Required task
Reproduce the listing below exactly, minus its pictures.

[Dataset records]
━━━━━━━━━━━━━━━━━━━━
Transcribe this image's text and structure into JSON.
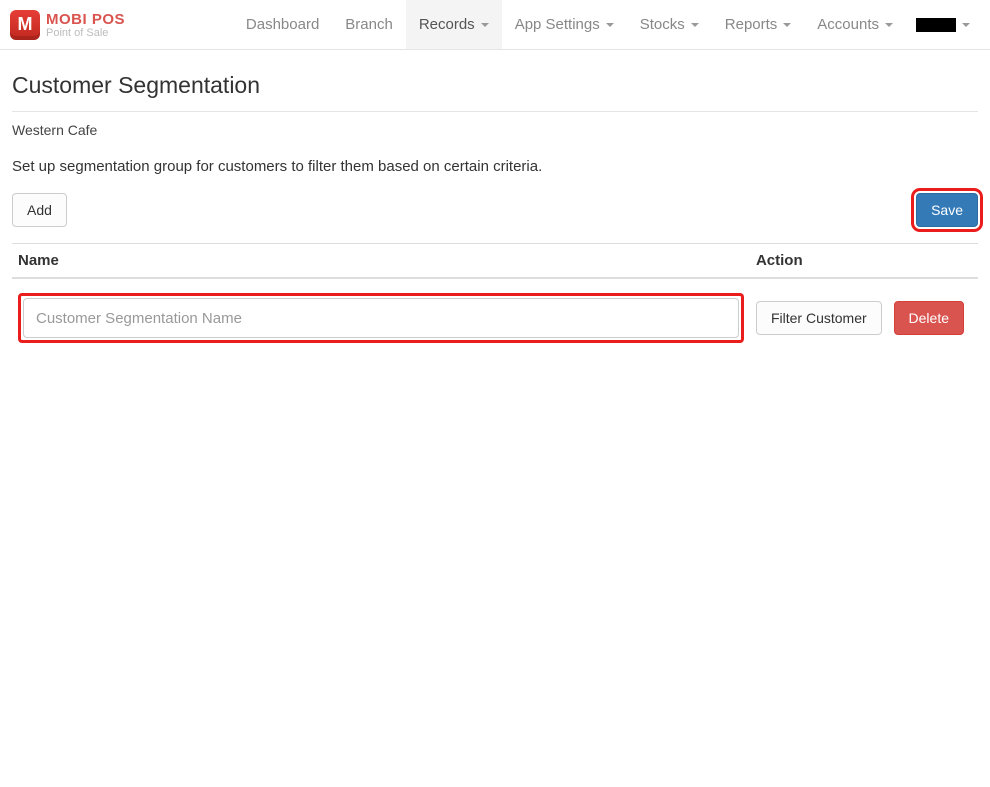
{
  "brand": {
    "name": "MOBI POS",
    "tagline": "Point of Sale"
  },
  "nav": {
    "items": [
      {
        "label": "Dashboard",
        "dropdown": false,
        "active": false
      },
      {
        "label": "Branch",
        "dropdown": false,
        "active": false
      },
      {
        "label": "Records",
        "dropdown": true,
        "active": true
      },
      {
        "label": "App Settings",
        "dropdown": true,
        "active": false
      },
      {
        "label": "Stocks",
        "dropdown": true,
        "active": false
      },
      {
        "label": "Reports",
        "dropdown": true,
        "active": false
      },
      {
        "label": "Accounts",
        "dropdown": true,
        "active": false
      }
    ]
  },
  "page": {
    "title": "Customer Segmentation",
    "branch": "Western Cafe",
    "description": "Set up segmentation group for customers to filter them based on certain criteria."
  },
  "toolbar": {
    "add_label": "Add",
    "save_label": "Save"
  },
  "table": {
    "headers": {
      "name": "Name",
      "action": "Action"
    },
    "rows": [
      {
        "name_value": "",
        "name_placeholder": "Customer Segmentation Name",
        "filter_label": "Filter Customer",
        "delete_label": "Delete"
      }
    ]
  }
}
━━━━━━━━━━━━━━━━━━━━
Output of the exercise
Transcribe this image's text and structure into JSON.
{
  "brand": {
    "name": "MOBI POS",
    "tagline": "Point of Sale"
  },
  "nav": {
    "items": [
      {
        "label": "Dashboard",
        "dropdown": false,
        "active": false
      },
      {
        "label": "Branch",
        "dropdown": false,
        "active": false
      },
      {
        "label": "Records",
        "dropdown": true,
        "active": true
      },
      {
        "label": "App Settings",
        "dropdown": true,
        "active": false
      },
      {
        "label": "Stocks",
        "dropdown": true,
        "active": false
      },
      {
        "label": "Reports",
        "dropdown": true,
        "active": false
      },
      {
        "label": "Accounts",
        "dropdown": true,
        "active": false
      }
    ]
  },
  "page": {
    "title": "Customer Segmentation",
    "branch": "Western Cafe",
    "description": "Set up segmentation group for customers to filter them based on certain criteria."
  },
  "toolbar": {
    "add_label": "Add",
    "save_label": "Save"
  },
  "table": {
    "headers": {
      "name": "Name",
      "action": "Action"
    },
    "rows": [
      {
        "name_value": "",
        "name_placeholder": "Customer Segmentation Name",
        "filter_label": "Filter Customer",
        "delete_label": "Delete"
      }
    ]
  }
}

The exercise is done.